*Goal:*
Search the data for the string "each" and extract every line where it appears.

*Provided data:*
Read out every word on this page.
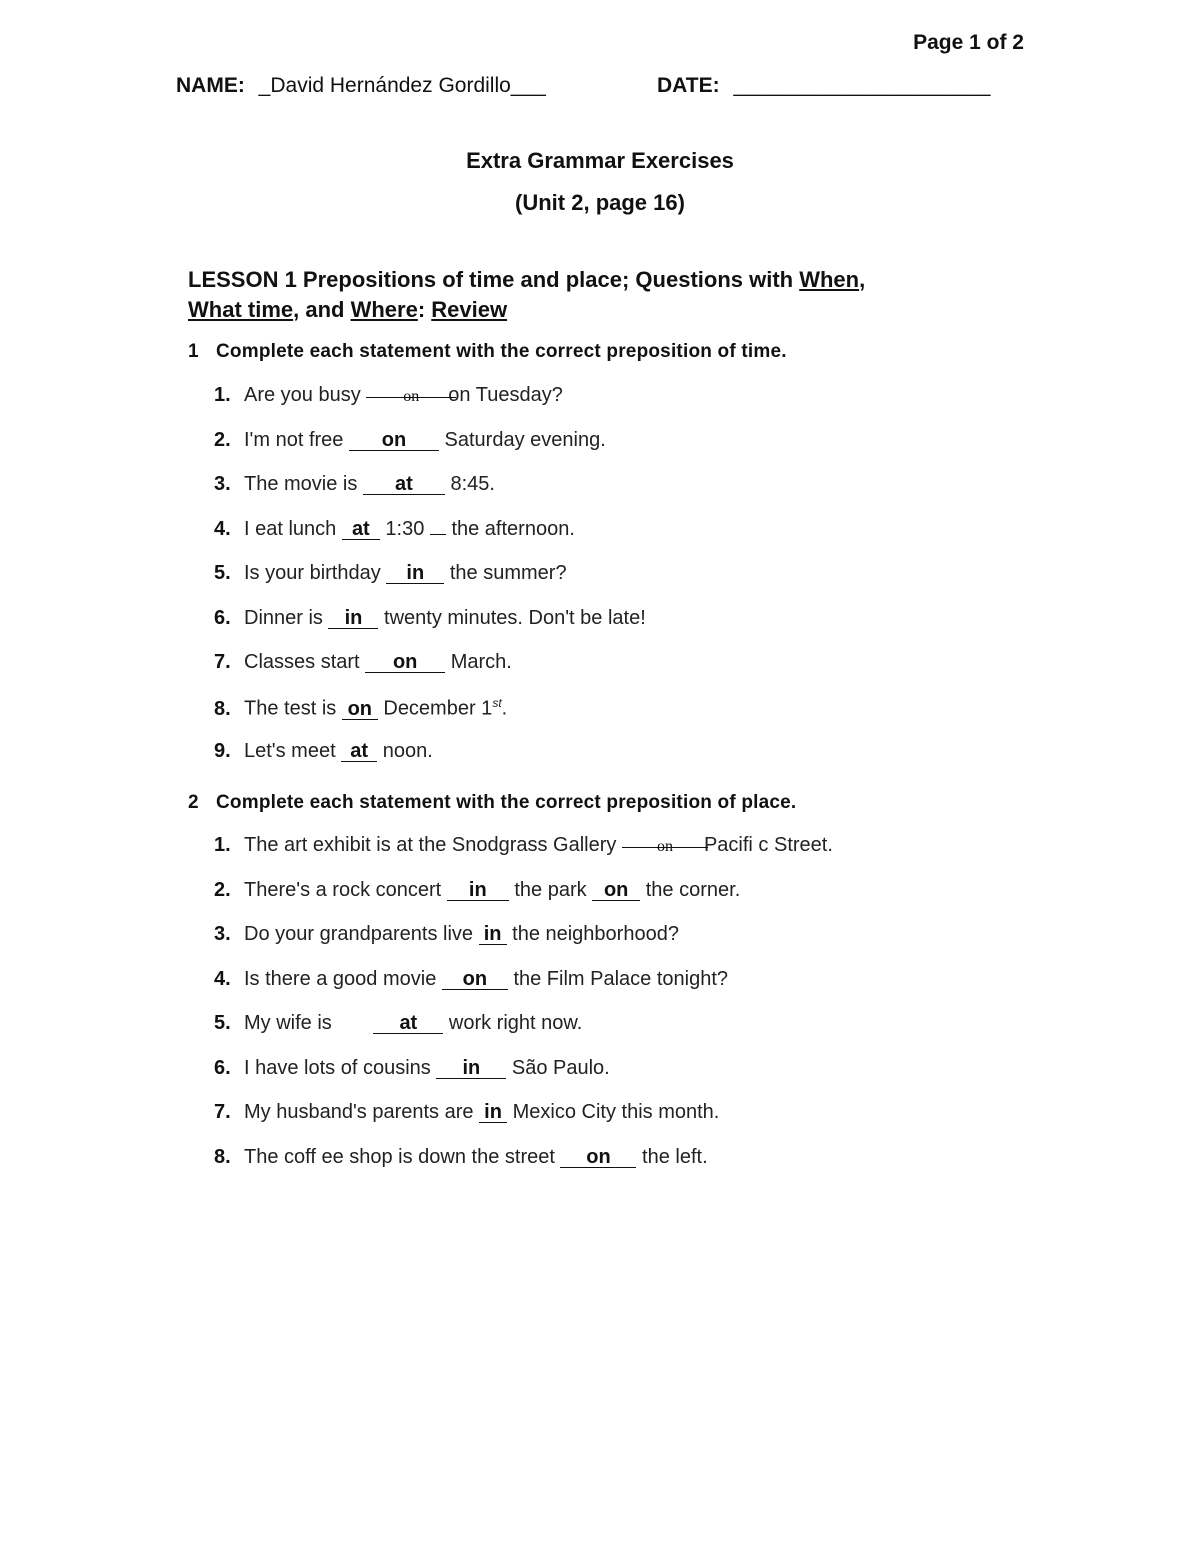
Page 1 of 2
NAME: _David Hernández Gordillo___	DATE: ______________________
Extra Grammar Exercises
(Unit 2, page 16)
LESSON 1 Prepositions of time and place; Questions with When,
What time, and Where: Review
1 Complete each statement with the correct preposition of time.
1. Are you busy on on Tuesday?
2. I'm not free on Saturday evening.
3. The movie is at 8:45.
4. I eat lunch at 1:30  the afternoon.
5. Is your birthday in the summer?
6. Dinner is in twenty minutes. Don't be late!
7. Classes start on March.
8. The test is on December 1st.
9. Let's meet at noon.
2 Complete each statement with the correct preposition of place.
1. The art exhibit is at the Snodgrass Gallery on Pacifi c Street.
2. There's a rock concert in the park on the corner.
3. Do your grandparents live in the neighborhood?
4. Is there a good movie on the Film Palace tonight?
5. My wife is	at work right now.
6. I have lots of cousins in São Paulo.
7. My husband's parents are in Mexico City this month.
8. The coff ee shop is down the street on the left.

*Written solution:*
1 Complete each statement with the correct preposition of time.
2 Complete each statement with the correct preposition of place.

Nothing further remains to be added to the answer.